== TASK TO CARRY OUT ==
Print the entire listing. Each line must match the original exactly.

Records
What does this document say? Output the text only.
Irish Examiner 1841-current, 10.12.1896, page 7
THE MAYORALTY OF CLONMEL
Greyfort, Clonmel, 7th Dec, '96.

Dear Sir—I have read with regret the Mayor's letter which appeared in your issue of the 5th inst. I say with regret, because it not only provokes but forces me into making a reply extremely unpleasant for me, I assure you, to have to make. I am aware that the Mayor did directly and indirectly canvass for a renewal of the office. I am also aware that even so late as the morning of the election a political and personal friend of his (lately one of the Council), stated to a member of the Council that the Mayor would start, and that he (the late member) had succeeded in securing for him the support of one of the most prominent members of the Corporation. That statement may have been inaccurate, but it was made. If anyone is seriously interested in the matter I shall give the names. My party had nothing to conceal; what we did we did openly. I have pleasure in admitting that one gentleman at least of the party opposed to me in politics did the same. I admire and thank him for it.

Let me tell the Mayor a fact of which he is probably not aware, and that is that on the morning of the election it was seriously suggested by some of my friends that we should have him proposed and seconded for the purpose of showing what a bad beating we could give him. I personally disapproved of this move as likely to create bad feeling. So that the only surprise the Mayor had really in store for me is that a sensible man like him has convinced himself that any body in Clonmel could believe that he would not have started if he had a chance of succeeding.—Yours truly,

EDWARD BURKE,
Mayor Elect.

== OUTPUT FOR THIS TASK ==
What does this document say? Output the text only.
Irish Examiner 1841-current, 10.12.1896, page 7
THE MAYORALTY OF CLONMEL
Greyfort, Clonmel, 7th Dec, '96.

Dear Sir—I have read with regret the Mayor's letter which appeared in your issue of the 5th inst. I say with regret, because it not only provokes but forces me into making a reply extremely unpleasant for me, I assure you, to have to make. I am aware that the Mayor did directly and indirectly canvass for a renewal of the office. I am also aware that even so late as the morning of the election a political and personal friend of his (lately one of the Council), stated to a member of the Council that the Mayor would start, and that he (the late member) had succeeded in securing for him the support of one of the most prominent members of the Corporation. That statement may have been inaccurate, but it was made. If anyone is seriously interested in the matter I shall give the names. My party had nothing to conceal; what we did we did openly. I have pleasure in admitting that one gentleman at least of the party opposed to me in politics did the same. I admire and thank him for it.

Let me tell the Mayor a fact of which he is probably not aware, and that is that on the morning of the election it was seriously suggested by some of my friends that we should have him proposed and seconded for the purpose of showing what a bad beating we could give him. I personally disapproved of this move as likely to create bad feeling. So that the only surprise the Mayor had really in store for me is that a sensible man like him has convinced himself that any body in Clonmel could believe that he would not have started if he had a chance of succeeding.—Yours truly,

EDWARD BURKE,
Mayor Elect.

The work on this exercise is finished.